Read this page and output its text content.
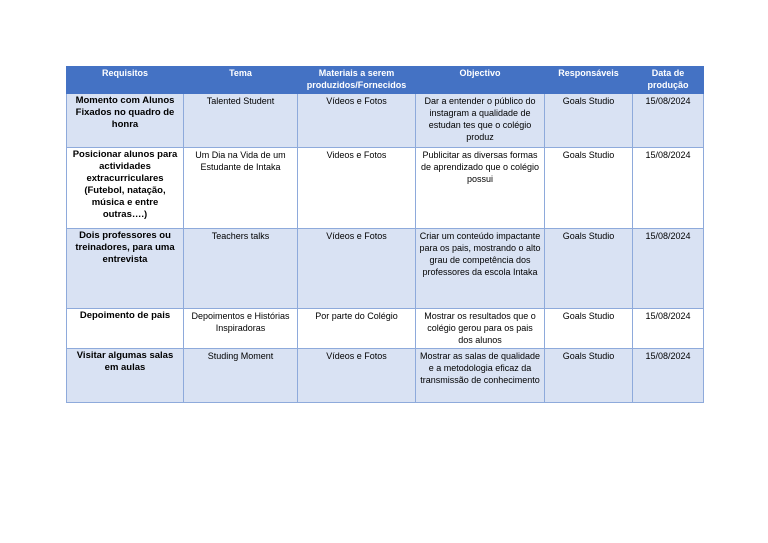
Requisitos	Tema	Materiais a serem produzidos/Fornecidos	Objectivo	Responsáveis	Data de produção
Momento com Alunos Fixados no quadro de honra	Talented Student	Vídeos e Fotos	Dar a entender o público do instagram a qualidade de estudan tes que o colégio produz	Goals Studio	15/08/2024
Posicionar alunos para actividades extracurriculares (Futebol, natação, música e entre outras….)	Um Dia na Vida de um Estudante de Intaka	Videos e Fotos	Publicitar as diversas formas de aprendizado que o colégio possui	Goals Studio	15/08/2024
Dois professores ou treinadores, para uma entrevista	Teachers talks	Vídeos e Fotos	Criar um conteúdo impactante para os pais, mostrando o alto grau de competência dos professores da escola Intaka	Goals Studio	15/08/2024
Depoimento de pais	Depoimentos e Histórias Inspiradoras	Por parte do Colégio	Mostrar os resultados que o colégio gerou para os pais dos alunos	Goals Studio	15/08/2024
Visitar algumas salas em aulas	Studing Moment	Vídeos e Fotos	Mostrar as salas de qualidade e a metodologia eficaz da transmissão de conhecimento	Goals Studio	15/08/2024
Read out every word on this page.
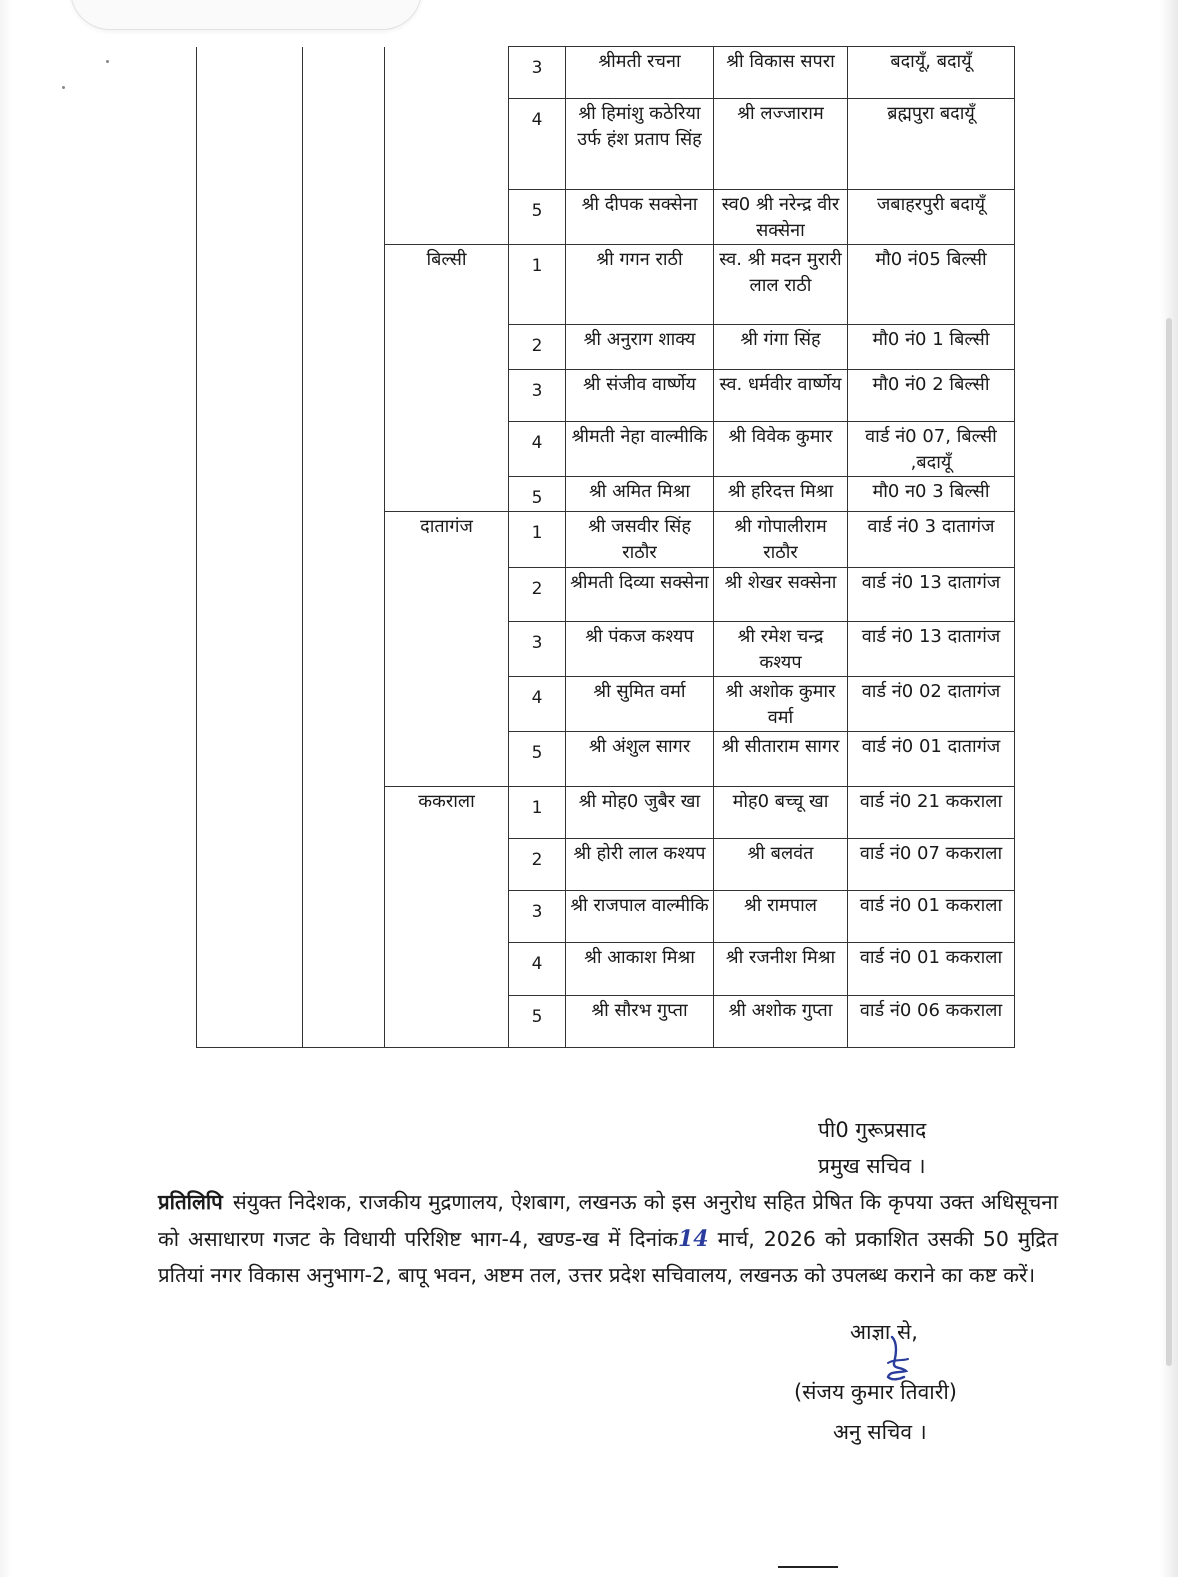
			3	श्रीमती रचना	श्री विकास सपरा	बदायूँ, बदायूँ
			4	श्री हिमांशु कठेरिया उर्फ हंश प्रताप सिंह	श्री लज्जाराम	ब्रह्मपुरा बदायूँ
			5	श्री दीपक सक्सेना	स्व0 श्री नरेन्द्र वीर सक्सेना	जबाहरपुरी बदायूँ
		बिल्सी	1	श्री गगन राठी	स्व. श्री मदन मुरारी लाल राठी	मौ0 नं05 बिल्सी
			2	श्री अनुराग शाक्य	श्री गंगा सिंह	मौ0 नं0 1 बिल्सी
			3	श्री संजीव वार्ष्णेय	स्व. धर्मवीर वार्ष्णेय	मौ0 नं0 2 बिल्सी
			4	श्रीमती नेहा वाल्मीकि	श्री विवेक कुमार	वार्ड नं0 07, बिल्सी ,बदायूँ
			5	श्री अमित मिश्रा	श्री हरिदत्त मिश्रा	मौ0 न0 3 बिल्सी
		दातागंज	1	श्री जसवीर सिंह राठौर	श्री गोपालीराम राठौर	वार्ड नं0 3 दातागंज
			2	श्रीमती दिव्या सक्सेना	श्री शेखर सक्सेना	वार्ड नं0 13 दातागंज
			3	श्री पंकज कश्यप	श्री रमेश चन्द्र कश्यप	वार्ड नं0 13 दातागंज
			4	श्री सुमित वर्मा	श्री अशोक कुमार वर्मा	वार्ड नं0 02 दातागंज
			5	श्री अंशुल सागर	श्री सीताराम सागर	वार्ड नं0 01 दातागंज
		ककराला	1	श्री मोह0 जुबैर खा	मोह0 बच्चू खा	वार्ड नं0 21 ककराला
			2	श्री होरी लाल कश्यप	श्री बलवंत	वार्ड नं0 07 ककराला
			3	श्री राजपाल वाल्मीकि	श्री रामपाल	वार्ड नं0 01 ककराला
			4	श्री आकाश मिश्रा	श्री रजनीश मिश्रा	वार्ड नं0 01 ककराला
			5	श्री सौरभ गुप्ता	श्री अशोक गुप्ता	वार्ड नं0 06 ककराला
पी0 गुरूप्रसाद
प्रमुख सचिव ।
प्रतिलिपि संयुक्त निदेशक, राजकीय मुद्रणालय, ऐशबाग, लखनऊ को इस अनुरोध सहित प्रेषित कि कृपया उक्त अधिसूचना को असाधारण गजट के विधायी परिशिष्ट भाग-4, खण्ड-ख में दिनांक14 मार्च, 2026 को प्रकाशित उसकी 50 मुद्रित प्रतियां नगर विकास अनुभाग-2, बापू भवन, अष्टम तल, उत्तर प्रदेश सचिवालय, लखनऊ को उपलब्ध कराने का कष्ट करें।
आज्ञा से,
(संजय कुमार तिवारी)
अनु सचिव ।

_ _ _

* **GIVEN PROBLEM**
Return all the entries word for word, but omit any pictures they contain.

* **RESULT BELOW**
Read this page and output its text content.
Requisitos	Tema	Materiais a serem produzidos/Fornecidos	Objectivo	Responsáveis	Data de produção
Momento com Alunos Fixados no quadro de honra	Talented Student	Vídeos e Fotos	Dar a entender o público do instagram a qualidade de estudan tes que o colégio produz	Goals Studio	15/08/2024
Posicionar alunos para actividades extracurriculares (Futebol, natação, música e entre outras….)	Um Dia na Vida de um Estudante de Intaka	Videos e Fotos	Publicitar as diversas formas de aprendizado que o colégio possui	Goals Studio	15/08/2024
Dois professores ou treinadores, para uma entrevista	Teachers talks	Vídeos e Fotos	Criar um conteúdo impactante para os pais, mostrando o alto grau de competência dos professores da escola Intaka	Goals Studio	15/08/2024
Depoimento de pais	Depoimentos e Histórias Inspiradoras	Por parte do Colégio	Mostrar os resultados que o colégio gerou para os pais dos alunos	Goals Studio	15/08/2024
Visitar algumas salas em aulas	Studing Moment	Vídeos e Fotos	Mostrar as salas de qualidade e a metodologia eficaz da transmissão de conhecimento	Goals Studio	15/08/2024
Read out every word on this page.
			3	श्रीमती रचना	श्री विकास सपरा	बदायूँ, बदायूँ
			4	श्री हिमांशु कठेरिया उर्फ हंश प्रताप सिंह	श्री लज्जाराम	ब्रह्मपुरा बदायूँ
			5	श्री दीपक सक्सेना	स्व0 श्री नरेन्द्र वीर सक्सेना	जबाहरपुरी बदायूँ
		बिल्सी	1	श्री गगन राठी	स्व. श्री मदन मुरारी लाल राठी	मौ0 नं05 बिल्सी
			2	श्री अनुराग शाक्य	श्री गंगा सिंह	मौ0 नं0 1 बिल्सी
			3	श्री संजीव वार्ष्णेय	स्व. धर्मवीर वार्ष्णेय	मौ0 नं0 2 बिल्सी
			4	श्रीमती नेहा वाल्मीकि	श्री विवेक कुमार	वार्ड नं0 07, बिल्सी ,बदायूँ
			5	श्री अमित मिश्रा	श्री हरिदत्त मिश्रा	मौ0 न0 3 बिल्सी
		दातागंज	1	श्री जसवीर सिंह राठौर	श्री गोपालीराम राठौर	वार्ड नं0 3 दातागंज
			2	श्रीमती दिव्या सक्सेना	श्री शेखर सक्सेना	वार्ड नं0 13 दातागंज
			3	श्री पंकज कश्यप	श्री रमेश चन्द्र कश्यप	वार्ड नं0 13 दातागंज
			4	श्री सुमित वर्मा	श्री अशोक कुमार वर्मा	वार्ड नं0 02 दातागंज
			5	श्री अंशुल सागर	श्री सीताराम सागर	वार्ड नं0 01 दातागंज
		ककराला	1	श्री मोह0 जुबैर खा	मोह0 बच्चू खा	वार्ड नं0 21 ककराला
			2	श्री होरी लाल कश्यप	श्री बलवंत	वार्ड नं0 07 ककराला
			3	श्री राजपाल वाल्मीकि	श्री रामपाल	वार्ड नं0 01 ककराला
			4	श्री आकाश मिश्रा	श्री रजनीश मिश्रा	वार्ड नं0 01 ककराला
			5	श्री सौरभ गुप्ता	श्री अशोक गुप्ता	वार्ड नं0 06 ककराला
पी0 गुरूप्रसाद
प्रमुख सचिव ।
प्रतिलिपि संयुक्त निदेशक, राजकीय मुद्रणालय, ऐशबाग, लखनऊ को इस अनुरोध सहित प्रेषित कि कृपया उक्त अधिसूचना को असाधारण गजट के विधायी परिशिष्ट भाग-4, खण्ड-ख में दिनांक14 मार्च, 2026 को प्रकाशित उसकी 50 मुद्रित प्रतियां नगर विकास अनुभाग-2, बापू भवन, अष्टम तल, उत्तर प्रदेश सचिवालय, लखनऊ को उपलब्ध कराने का कष्ट करें।
आज्ञा से,
(संजय कुमार तिवारी)
अनु सचिव ।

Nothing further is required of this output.